Chart and figure data

** begin **

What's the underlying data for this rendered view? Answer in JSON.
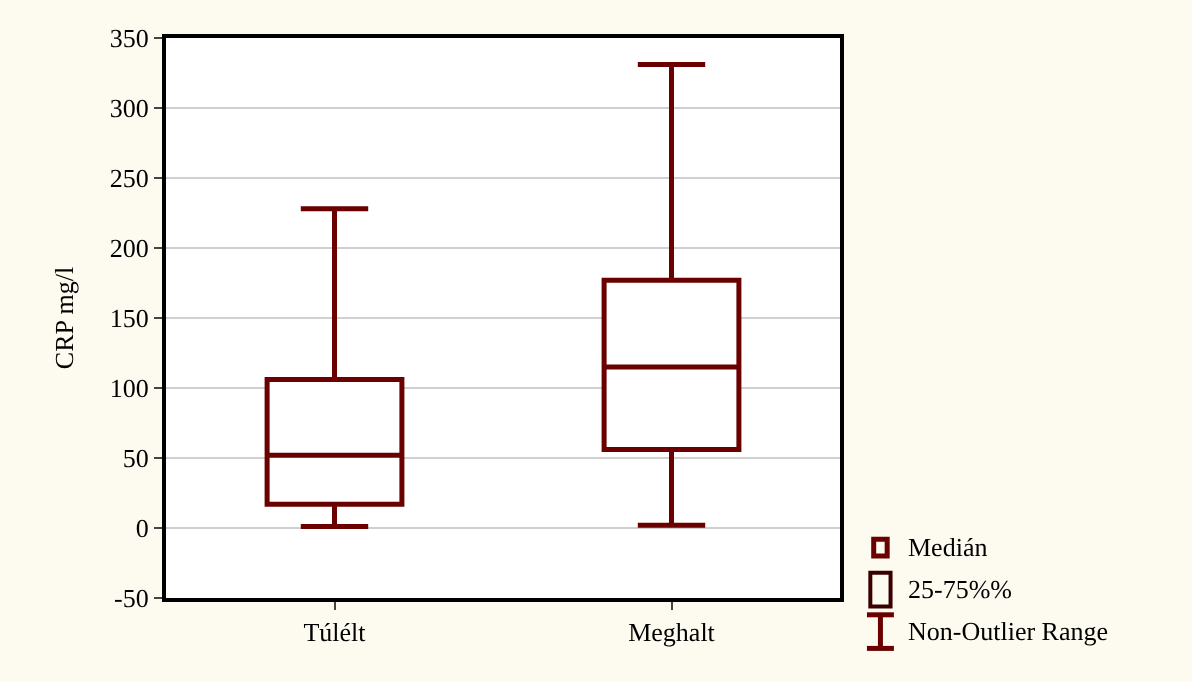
{
  "chart_data": {
    "type": "box",
    "ylabel": "CRP mg/l",
    "categories": [
      "Túlélt",
      "Meghalt"
    ],
    "boxes": [
      {
        "low": 1,
        "q1": 17,
        "median": 52,
        "q3": 106,
        "high": 228
      },
      {
        "low": 2,
        "q1": 56,
        "median": 115,
        "q3": 177,
        "high": 331
      }
    ],
    "color": "#6b0000",
    "ylim": [
      -50,
      350
    ],
    "yticks": [
      -50,
      0,
      50,
      100,
      150,
      200,
      250,
      300,
      350
    ],
    "grid": "y",
    "annotations": [
      "Medián",
      "25-75%%",
      "Non-Outlier Range"
    ]
  }
}
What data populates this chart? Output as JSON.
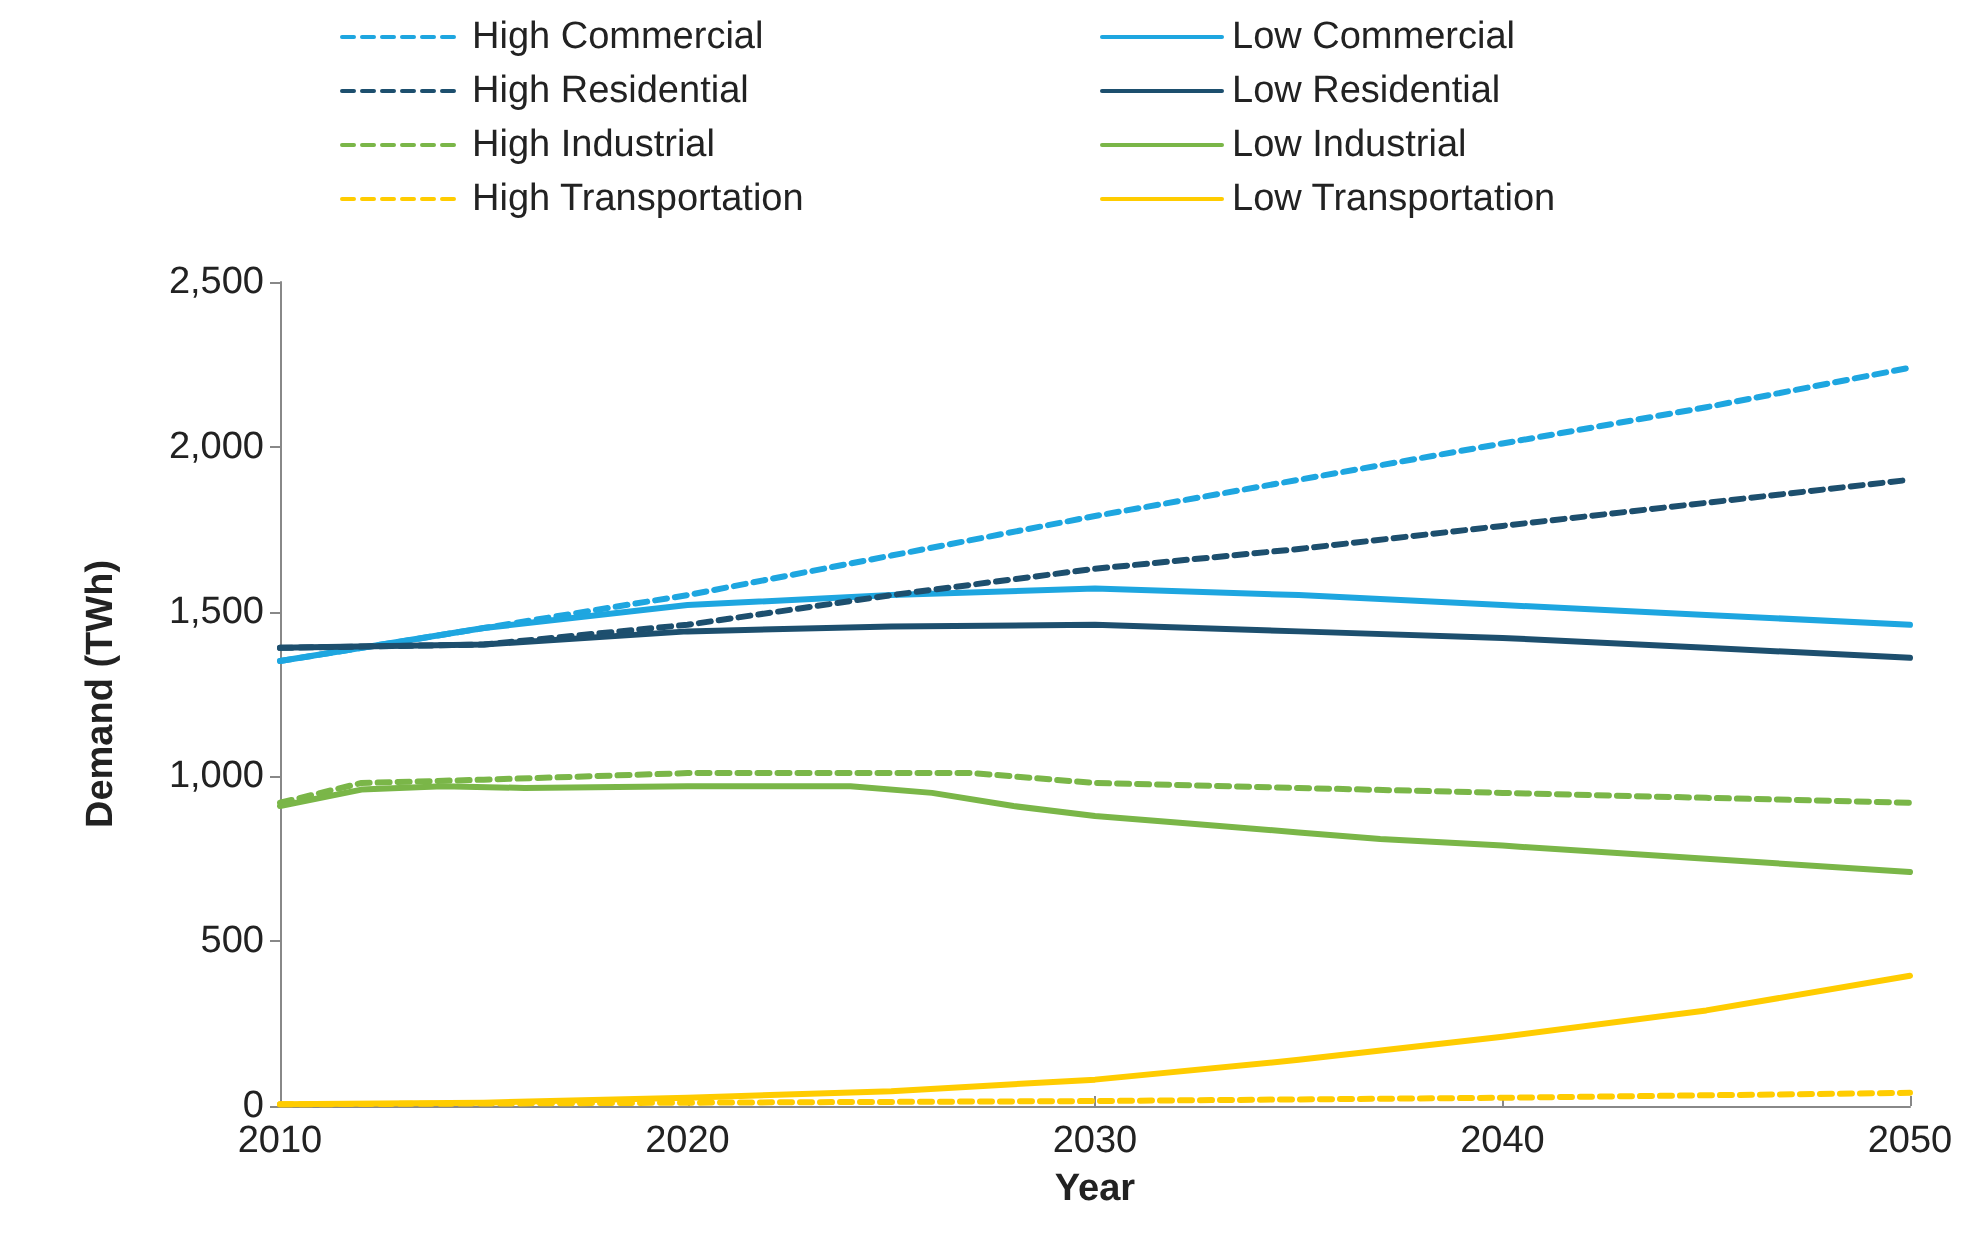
{
  "chart_data": {
    "type": "line",
    "xlabel": "Year",
    "ylabel": "Demand (TWh)",
    "xlim": [
      2010,
      2050
    ],
    "xticks": [
      2010,
      2020,
      2030,
      2040,
      2050
    ],
    "ylim": [
      0,
      2500
    ],
    "yticks": [
      0,
      500,
      {
        "value": 1000,
        "label": "1,000"
      },
      {
        "value": 1500,
        "label": "1,500"
      },
      {
        "value": 2000,
        "label": "2,000"
      },
      {
        "value": 2500,
        "label": "2,500"
      }
    ],
    "grid": false,
    "legend": "top",
    "marker": "none",
    "series": [
      {
        "name": "High Commercial",
        "color": "#1ea6e0",
        "line_style": "dashed",
        "x": [
          2010,
          2015,
          2020,
          2025,
          2030,
          2035,
          2040,
          2045,
          2050
        ],
        "values": [
          1350,
          1450,
          1550,
          1670,
          1790,
          1900,
          2010,
          2120,
          2240
        ]
      },
      {
        "name": "Low Commercial",
        "color": "#1ea6e0",
        "line_style": "solid",
        "x": [
          2010,
          2015,
          2020,
          2025,
          2030,
          2035,
          2040,
          2045,
          2050
        ],
        "values": [
          1350,
          1450,
          1520,
          1550,
          1570,
          1550,
          1520,
          1490,
          1460
        ]
      },
      {
        "name": "High Residential",
        "color": "#1d4f6e",
        "line_style": "dashed",
        "x": [
          2010,
          2015,
          2020,
          2025,
          2030,
          2035,
          2040,
          2045,
          2050
        ],
        "values": [
          1390,
          1400,
          1460,
          1550,
          1630,
          1690,
          1760,
          1830,
          1900
        ]
      },
      {
        "name": "Low Residential",
        "color": "#1d4f6e",
        "line_style": "solid",
        "x": [
          2010,
          2015,
          2020,
          2025,
          2030,
          2035,
          2040,
          2045,
          2050
        ],
        "values": [
          1390,
          1400,
          1440,
          1455,
          1460,
          1440,
          1420,
          1390,
          1360
        ]
      },
      {
        "name": "High Industrial",
        "color": "#7ab648",
        "line_style": "dashed",
        "x": [
          2010,
          2012,
          2015,
          2020,
          2025,
          2027,
          2030,
          2035,
          2040,
          2045,
          2050
        ],
        "values": [
          920,
          980,
          990,
          1010,
          1010,
          1010,
          980,
          965,
          950,
          935,
          920
        ]
      },
      {
        "name": "Low Industrial",
        "color": "#7ab648",
        "line_style": "solid",
        "x": [
          2010,
          2012,
          2014,
          2016,
          2020,
          2024,
          2026,
          2028,
          2030,
          2032,
          2035,
          2037,
          2040,
          2045,
          2050
        ],
        "values": [
          910,
          960,
          970,
          965,
          970,
          970,
          950,
          910,
          880,
          860,
          830,
          810,
          790,
          750,
          710
        ]
      },
      {
        "name": "High Transportation",
        "color": "#ffcc00",
        "line_style": "dashed",
        "x": [
          2010,
          2020,
          2030,
          2040,
          2050
        ],
        "values": [
          5,
          10,
          15,
          25,
          40
        ]
      },
      {
        "name": "Low Transportation",
        "color": "#ffcc00",
        "line_style": "solid",
        "x": [
          2010,
          2015,
          2020,
          2025,
          2030,
          2035,
          2040,
          2045,
          2050
        ],
        "values": [
          5,
          10,
          25,
          45,
          80,
          140,
          210,
          290,
          395
        ]
      }
    ]
  }
}
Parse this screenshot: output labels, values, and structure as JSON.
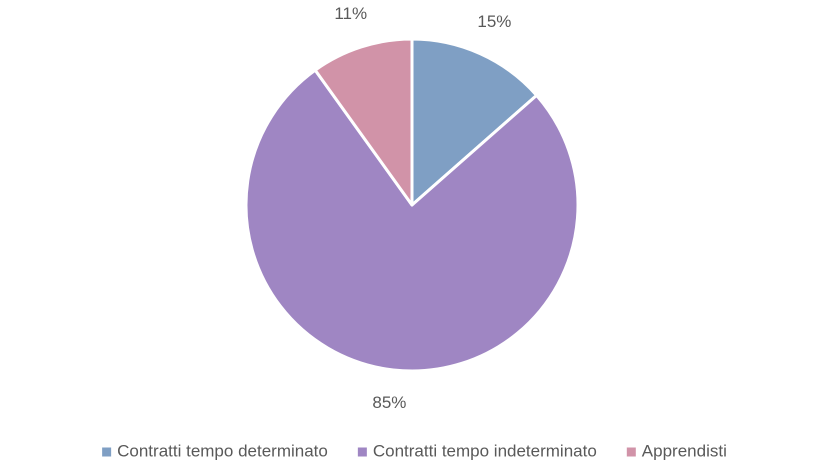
{
  "chart_data": {
    "type": "pie",
    "categories": [
      "Contratti tempo determinato",
      "Contratti tempo indeterminato",
      "Apprendisti"
    ],
    "values": [
      15,
      85,
      11
    ],
    "value_labels": [
      "15%",
      "85%",
      "11%"
    ],
    "colors": [
      "#7f9fc4",
      "#9f86c3",
      "#d193a8"
    ],
    "legend": "bottom"
  }
}
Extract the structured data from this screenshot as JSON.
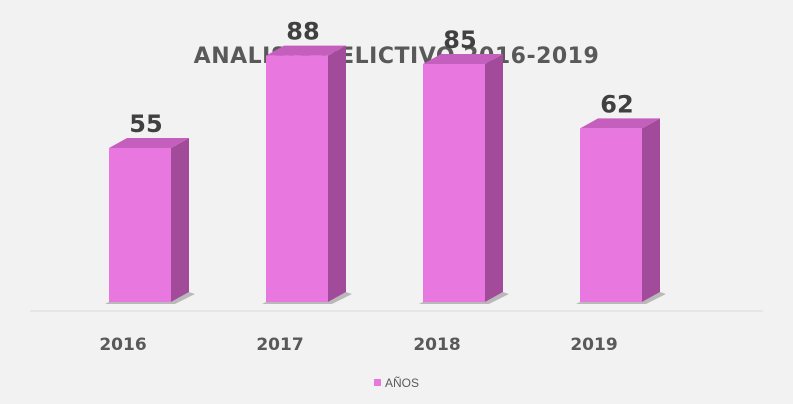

** end **

◆ **WRITTEN REQUEST**
Give back all entries exactly. No pictures belong in the copy.

◆ **CORRECT OUTPUT**
What's the underlying data for this rendered view? Answer in JSON.
{
  "chart_data": {
    "type": "box",
    "ylabel": "CRP mg/l",
    "categories": [
      "Túlélt",
      "Meghalt"
    ],
    "boxes": [
      {
        "low": 1,
        "q1": 17,
        "median": 52,
        "q3": 106,
        "high": 228
      },
      {
        "low": 2,
        "q1": 56,
        "median": 115,
        "q3": 177,
        "high": 331
      }
    ],
    "color": "#6b0000",
    "ylim": [
      -50,
      350
    ],
    "yticks": [
      -50,
      0,
      50,
      100,
      150,
      200,
      250,
      300,
      350
    ],
    "grid": "y",
    "annotations": [
      "Medián",
      "25-75%%",
      "Non-Outlier Range"
    ]
  }
}
What data populates this chart? Output as JSON.
{
  "chart_data": {
    "type": "line",
    "xlabel": "Year",
    "ylabel": "Demand (TWh)",
    "xlim": [
      2010,
      2050
    ],
    "xticks": [
      2010,
      2020,
      2030,
      2040,
      2050
    ],
    "ylim": [
      0,
      2500
    ],
    "yticks": [
      0,
      500,
      {
        "value": 1000,
        "label": "1,000"
      },
      {
        "value": 1500,
        "label": "1,500"
      },
      {
        "value": 2000,
        "label": "2,000"
      },
      {
        "value": 2500,
        "label": "2,500"
      }
    ],
    "grid": false,
    "legend": "top",
    "marker": "none",
    "series": [
      {
        "name": "High Commercial",
        "color": "#1ea6e0",
        "line_style": "dashed",
        "x": [
          2010,
          2015,
          2020,
          2025,
          2030,
          2035,
          2040,
          2045,
          2050
        ],
        "values": [
          1350,
          1450,
          1550,
          1670,
          1790,
          1900,
          2010,
          2120,
          2240
        ]
      },
      {
        "name": "Low Commercial",
        "color": "#1ea6e0",
        "line_style": "solid",
        "x": [
          2010,
          2015,
          2020,
          2025,
          2030,
          2035,
          2040,
          2045,
          2050
        ],
        "values": [
          1350,
          1450,
          1520,
          1550,
          1570,
          1550,
          1520,
          1490,
          1460
        ]
      },
      {
        "name": "High Residential",
        "color": "#1d4f6e",
        "line_style": "dashed",
        "x": [
          2010,
          2015,
          2020,
          2025,
          2030,
          2035,
          2040,
          2045,
          2050
        ],
        "values": [
          1390,
          1400,
          1460,
          1550,
          1630,
          1690,
          1760,
          1830,
          1900
        ]
      },
      {
        "name": "Low Residential",
        "color": "#1d4f6e",
        "line_style": "solid",
        "x": [
          2010,
          2015,
          2020,
          2025,
          2030,
          2035,
          2040,
          2045,
          2050
        ],
        "values": [
          1390,
          1400,
          1440,
          1455,
          1460,
          1440,
          1420,
          1390,
          1360
        ]
      },
      {
        "name": "High Industrial",
        "color": "#7ab648",
        "line_style": "dashed",
        "x": [
          2010,
          2012,
          2015,
          2020,
          2025,
          2027,
          2030,
          2035,
          2040,
          2045,
          2050
        ],
        "values": [
          920,
          980,
          990,
          1010,
          1010,
          1010,
          980,
          965,
          950,
          935,
          920
        ]
      },
      {
        "name": "Low Industrial",
        "color": "#7ab648",
        "line_style": "solid",
        "x": [
          2010,
          2012,
          2014,
          2016,
          2020,
          2024,
          2026,
          2028,
          2030,
          2032,
          2035,
          2037,
          2040,
          2045,
          2050
        ],
        "values": [
          910,
          960,
          970,
          965,
          970,
          970,
          950,
          910,
          880,
          860,
          830,
          810,
          790,
          750,
          710
        ]
      },
      {
        "name": "High Transportation",
        "color": "#ffcc00",
        "line_style": "dashed",
        "x": [
          2010,
          2020,
          2030,
          2040,
          2050
        ],
        "values": [
          5,
          10,
          15,
          25,
          40
        ]
      },
      {
        "name": "Low Transportation",
        "color": "#ffcc00",
        "line_style": "solid",
        "x": [
          2010,
          2015,
          2020,
          2025,
          2030,
          2035,
          2040,
          2045,
          2050
        ],
        "values": [
          5,
          10,
          25,
          45,
          80,
          140,
          210,
          290,
          395
        ]
      }
    ]
  }
}
Parse this screenshot: output labels, values, and structure as JSON.
{
  "chart_data": {
    "type": "pie",
    "categories": [
      "Contratti tempo determinato",
      "Contratti tempo indeterminato",
      "Apprendisti"
    ],
    "values": [
      15,
      85,
      11
    ],
    "value_labels": [
      "15%",
      "85%",
      "11%"
    ],
    "colors": [
      "#7f9fc4",
      "#9f86c3",
      "#d193a8"
    ],
    "legend": "bottom"
  }
}
Extract the structured data from this screenshot as JSON.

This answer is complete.